Instructions:
(a) In the article about the Thomas family of firefighters, which engine company is Robert Thomas currently assigned to?
(b) From the article about the Thomas family of firefighters, write out everything from "But members of" down to "easy, he recalled.", keeping every word unchanged.

For FDNY firefighter Robert Thomas and his three sons, fighting fires and saving lives has become a family affair.
All four are city firefighters stationed throughout Brooklyn, joining a growing number of the department’s black “legacy” families, where children follow their mothers and fathers into the FDNY.
“It’s an incredible feeling knowing that they’re following in my footsteps,” Robert Thomas, 61, told the Daily News Wednesday. “Being in the FDNY is truly a family experience anyway. Over the years it meant more to me than I originally thought it would and I know it would be the same for them too.”
Thomas took the test for the FDNY in 1982. When he got accepted, he first turned it down, deciding instead to take a job with an insurance company, the Brownsville native remembered.
But members of the Vulcan Society, a fraternal group of black firefighters, encouraged him to join the academy — and he’s never looked back, said the 38-year FDNY veteran, currently assigned to Engine 205 in Brooklyn Heights.
“It’s been an incredible career. I had no idea what I was turning down the first time, but I know I wouldn’t do it again!" he joked.
But being a black New York City firefighter in the 1980s, when the FDNY was almost exclusively white, wasn’t easy, he recalled.
“It was tough coming in from Brownsville to the fire department, it was a completely different culture,” he remembered. “It was a challenge going in, but I think I changed a lot of hearts and minds by doing the job, and they helped me become a better firefighter. A level of respect grew between us.”
The number of blacks in the FDNY never rose above 650 in a force of about 11,000 until about 2002, when the Vulcan Society filed a landmark lawsuit charging that blacks and Latinos were subjected to disparate treatment in the almost all-male and predominantly white department.

Supplied data:
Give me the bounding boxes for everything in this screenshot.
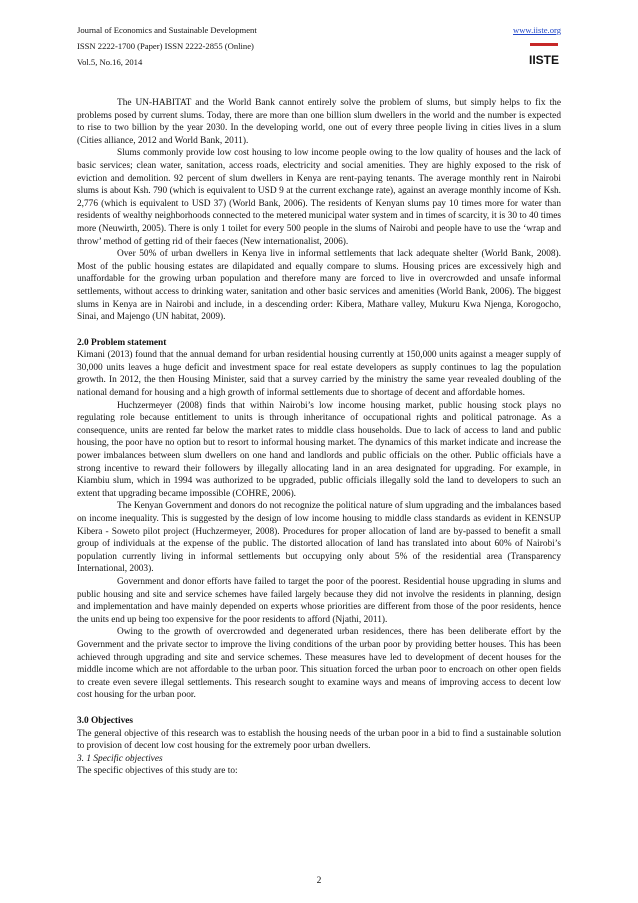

Answer list:
(a) Engine 205 in Brooklyn Heights.

(b)
But members of the Vulcan Society, a fraternal group of black firefighters, encouraged him to join the academy — and he’s never looked back, said the 38-year FDNY veteran, currently assigned to Engine 205 in Brooklyn Heights.
“It’s been an incredible career. I had no idea what I was turning down the first time, but I know I wouldn’t do it again!" he joked.
But being a black New York City firefighter in the 1980s, when the FDNY was almost exclusively white, wasn’t easy, he recalled.